**EXERCISE DESCRIPTION**
Find every line with "DUONG" in it, then report how many there are and nothing more.

####################

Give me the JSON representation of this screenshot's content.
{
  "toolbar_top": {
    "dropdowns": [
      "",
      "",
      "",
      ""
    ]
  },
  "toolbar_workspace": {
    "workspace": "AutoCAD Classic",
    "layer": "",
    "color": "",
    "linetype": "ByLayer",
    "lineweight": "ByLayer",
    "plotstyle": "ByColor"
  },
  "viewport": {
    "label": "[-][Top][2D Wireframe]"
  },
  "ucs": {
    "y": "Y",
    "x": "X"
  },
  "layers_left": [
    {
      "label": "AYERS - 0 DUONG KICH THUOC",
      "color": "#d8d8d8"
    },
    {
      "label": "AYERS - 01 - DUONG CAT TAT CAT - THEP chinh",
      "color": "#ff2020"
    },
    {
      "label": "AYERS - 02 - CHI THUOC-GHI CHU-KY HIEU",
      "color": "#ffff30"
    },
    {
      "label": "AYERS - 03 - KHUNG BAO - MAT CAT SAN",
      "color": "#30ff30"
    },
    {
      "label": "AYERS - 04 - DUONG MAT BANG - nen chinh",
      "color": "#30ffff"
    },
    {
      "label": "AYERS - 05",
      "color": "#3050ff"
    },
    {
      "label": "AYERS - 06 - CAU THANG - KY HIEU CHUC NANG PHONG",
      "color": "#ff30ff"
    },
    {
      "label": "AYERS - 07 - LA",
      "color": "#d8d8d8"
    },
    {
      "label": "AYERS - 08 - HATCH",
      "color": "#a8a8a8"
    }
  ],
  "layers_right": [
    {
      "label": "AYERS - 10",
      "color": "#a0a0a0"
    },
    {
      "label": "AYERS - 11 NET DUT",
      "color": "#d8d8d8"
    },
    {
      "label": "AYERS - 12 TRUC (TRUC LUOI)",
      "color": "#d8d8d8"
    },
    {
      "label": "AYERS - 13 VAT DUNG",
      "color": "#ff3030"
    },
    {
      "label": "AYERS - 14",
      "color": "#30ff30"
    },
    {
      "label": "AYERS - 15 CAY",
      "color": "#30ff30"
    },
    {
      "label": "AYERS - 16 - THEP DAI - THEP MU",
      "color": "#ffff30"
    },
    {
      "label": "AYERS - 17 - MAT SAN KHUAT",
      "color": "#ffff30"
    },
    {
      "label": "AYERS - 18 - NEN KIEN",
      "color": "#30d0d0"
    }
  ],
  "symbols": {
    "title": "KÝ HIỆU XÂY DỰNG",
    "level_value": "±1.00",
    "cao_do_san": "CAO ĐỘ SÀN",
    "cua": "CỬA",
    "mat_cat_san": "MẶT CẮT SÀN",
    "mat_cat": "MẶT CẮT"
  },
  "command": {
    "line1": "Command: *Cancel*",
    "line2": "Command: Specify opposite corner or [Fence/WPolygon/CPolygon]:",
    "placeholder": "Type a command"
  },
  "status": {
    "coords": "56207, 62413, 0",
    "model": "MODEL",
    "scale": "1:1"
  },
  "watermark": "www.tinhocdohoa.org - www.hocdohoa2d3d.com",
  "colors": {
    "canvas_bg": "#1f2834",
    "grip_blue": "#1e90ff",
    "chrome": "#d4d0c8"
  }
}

####################

**THE RESULT**
3